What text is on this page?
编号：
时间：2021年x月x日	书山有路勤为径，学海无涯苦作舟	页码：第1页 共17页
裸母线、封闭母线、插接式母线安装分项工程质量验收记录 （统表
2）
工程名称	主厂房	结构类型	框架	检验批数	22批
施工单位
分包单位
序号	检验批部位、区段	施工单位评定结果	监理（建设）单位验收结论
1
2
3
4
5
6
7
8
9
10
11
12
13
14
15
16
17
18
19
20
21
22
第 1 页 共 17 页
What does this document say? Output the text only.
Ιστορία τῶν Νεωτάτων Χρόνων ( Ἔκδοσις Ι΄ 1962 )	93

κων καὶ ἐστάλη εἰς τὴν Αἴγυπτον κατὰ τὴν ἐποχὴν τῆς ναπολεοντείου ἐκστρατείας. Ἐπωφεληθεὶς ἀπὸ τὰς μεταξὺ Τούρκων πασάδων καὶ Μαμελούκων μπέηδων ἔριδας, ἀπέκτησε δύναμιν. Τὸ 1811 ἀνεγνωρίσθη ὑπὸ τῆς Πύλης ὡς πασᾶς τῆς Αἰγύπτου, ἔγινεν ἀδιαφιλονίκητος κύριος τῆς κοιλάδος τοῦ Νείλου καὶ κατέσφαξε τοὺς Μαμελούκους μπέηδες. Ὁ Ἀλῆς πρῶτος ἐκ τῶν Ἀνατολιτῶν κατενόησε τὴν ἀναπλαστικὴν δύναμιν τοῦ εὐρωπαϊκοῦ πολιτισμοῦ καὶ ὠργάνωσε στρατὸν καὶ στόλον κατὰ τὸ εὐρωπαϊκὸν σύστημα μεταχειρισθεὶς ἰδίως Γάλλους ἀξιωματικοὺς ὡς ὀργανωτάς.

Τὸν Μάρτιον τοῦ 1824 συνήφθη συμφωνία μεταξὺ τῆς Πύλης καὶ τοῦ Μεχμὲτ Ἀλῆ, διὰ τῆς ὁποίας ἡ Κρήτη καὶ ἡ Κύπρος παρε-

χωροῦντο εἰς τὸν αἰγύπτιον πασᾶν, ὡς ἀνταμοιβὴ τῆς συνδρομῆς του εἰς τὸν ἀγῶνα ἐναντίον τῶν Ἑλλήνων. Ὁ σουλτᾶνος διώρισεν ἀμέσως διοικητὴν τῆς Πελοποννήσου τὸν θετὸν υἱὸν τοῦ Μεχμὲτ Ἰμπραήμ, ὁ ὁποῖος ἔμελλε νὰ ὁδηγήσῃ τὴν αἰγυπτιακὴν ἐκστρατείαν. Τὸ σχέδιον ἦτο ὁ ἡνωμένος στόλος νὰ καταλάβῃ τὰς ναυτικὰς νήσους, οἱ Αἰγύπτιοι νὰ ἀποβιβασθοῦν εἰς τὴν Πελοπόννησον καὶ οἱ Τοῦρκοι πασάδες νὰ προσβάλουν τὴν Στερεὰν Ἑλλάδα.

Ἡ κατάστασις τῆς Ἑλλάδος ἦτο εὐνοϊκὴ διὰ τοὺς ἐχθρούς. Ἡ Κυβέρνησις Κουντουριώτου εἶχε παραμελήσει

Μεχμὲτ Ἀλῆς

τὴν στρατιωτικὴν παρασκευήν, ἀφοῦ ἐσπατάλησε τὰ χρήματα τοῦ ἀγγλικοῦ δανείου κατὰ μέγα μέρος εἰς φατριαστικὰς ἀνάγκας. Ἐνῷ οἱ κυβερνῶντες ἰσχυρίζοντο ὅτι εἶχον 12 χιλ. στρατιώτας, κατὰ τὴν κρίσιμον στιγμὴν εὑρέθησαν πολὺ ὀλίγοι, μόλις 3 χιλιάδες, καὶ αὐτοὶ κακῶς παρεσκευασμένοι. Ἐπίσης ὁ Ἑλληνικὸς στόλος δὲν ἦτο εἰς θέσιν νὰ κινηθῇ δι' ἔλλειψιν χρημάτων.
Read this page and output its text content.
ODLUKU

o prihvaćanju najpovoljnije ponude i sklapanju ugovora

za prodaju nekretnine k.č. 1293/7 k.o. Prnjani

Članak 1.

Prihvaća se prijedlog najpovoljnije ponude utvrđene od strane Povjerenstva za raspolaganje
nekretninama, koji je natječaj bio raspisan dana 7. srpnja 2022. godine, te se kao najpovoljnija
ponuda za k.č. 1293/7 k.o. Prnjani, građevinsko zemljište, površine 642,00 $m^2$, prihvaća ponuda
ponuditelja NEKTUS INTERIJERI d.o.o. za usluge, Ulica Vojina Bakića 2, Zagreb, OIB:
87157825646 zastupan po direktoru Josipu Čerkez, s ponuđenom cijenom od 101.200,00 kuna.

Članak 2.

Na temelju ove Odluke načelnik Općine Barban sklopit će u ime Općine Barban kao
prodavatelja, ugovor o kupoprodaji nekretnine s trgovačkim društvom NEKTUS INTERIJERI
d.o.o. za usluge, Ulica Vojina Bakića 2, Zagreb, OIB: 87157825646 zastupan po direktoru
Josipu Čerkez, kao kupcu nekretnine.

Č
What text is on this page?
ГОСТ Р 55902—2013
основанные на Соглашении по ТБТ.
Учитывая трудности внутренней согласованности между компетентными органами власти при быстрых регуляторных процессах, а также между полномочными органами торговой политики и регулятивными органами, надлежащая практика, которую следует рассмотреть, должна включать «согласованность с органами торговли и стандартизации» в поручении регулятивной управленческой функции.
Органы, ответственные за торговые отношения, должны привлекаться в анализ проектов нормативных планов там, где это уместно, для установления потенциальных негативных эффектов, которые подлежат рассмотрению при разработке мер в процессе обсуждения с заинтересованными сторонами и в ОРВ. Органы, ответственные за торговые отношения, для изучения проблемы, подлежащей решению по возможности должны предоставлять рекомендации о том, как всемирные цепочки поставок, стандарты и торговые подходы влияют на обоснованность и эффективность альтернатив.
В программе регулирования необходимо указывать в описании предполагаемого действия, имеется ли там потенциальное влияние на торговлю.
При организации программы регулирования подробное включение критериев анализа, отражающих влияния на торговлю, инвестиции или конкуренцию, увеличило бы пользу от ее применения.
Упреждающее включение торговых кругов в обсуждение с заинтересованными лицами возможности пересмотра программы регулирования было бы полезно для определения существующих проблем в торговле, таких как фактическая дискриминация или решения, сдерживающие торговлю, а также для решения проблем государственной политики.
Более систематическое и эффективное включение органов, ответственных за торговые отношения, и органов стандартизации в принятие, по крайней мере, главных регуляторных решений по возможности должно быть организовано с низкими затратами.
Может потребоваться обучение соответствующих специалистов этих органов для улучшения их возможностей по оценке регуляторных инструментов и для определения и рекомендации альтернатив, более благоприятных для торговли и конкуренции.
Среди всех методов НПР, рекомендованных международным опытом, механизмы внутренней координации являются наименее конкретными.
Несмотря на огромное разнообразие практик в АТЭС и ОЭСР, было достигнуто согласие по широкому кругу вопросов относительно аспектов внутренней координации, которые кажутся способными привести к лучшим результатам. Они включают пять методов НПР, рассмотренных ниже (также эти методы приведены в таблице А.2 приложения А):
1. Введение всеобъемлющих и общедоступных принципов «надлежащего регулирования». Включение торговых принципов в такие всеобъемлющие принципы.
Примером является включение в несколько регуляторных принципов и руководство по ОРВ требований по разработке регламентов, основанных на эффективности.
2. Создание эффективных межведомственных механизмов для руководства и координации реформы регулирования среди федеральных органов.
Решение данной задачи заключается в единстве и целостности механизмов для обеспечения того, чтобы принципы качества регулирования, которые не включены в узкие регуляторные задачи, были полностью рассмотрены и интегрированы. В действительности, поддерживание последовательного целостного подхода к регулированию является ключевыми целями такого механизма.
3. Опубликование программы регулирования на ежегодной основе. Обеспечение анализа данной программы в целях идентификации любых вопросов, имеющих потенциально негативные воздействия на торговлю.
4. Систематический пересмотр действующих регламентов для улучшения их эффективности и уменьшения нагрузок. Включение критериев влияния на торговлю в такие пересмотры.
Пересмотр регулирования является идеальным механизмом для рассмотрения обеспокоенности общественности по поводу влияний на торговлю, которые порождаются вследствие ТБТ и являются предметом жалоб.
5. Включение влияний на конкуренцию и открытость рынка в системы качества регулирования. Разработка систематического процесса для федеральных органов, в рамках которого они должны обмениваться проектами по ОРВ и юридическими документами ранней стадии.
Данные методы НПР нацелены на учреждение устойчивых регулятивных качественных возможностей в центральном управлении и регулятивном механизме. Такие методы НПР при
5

### Brief
Your answer should be a single number: how many lines in the data above include "анализа"?

### Solution to this problem
2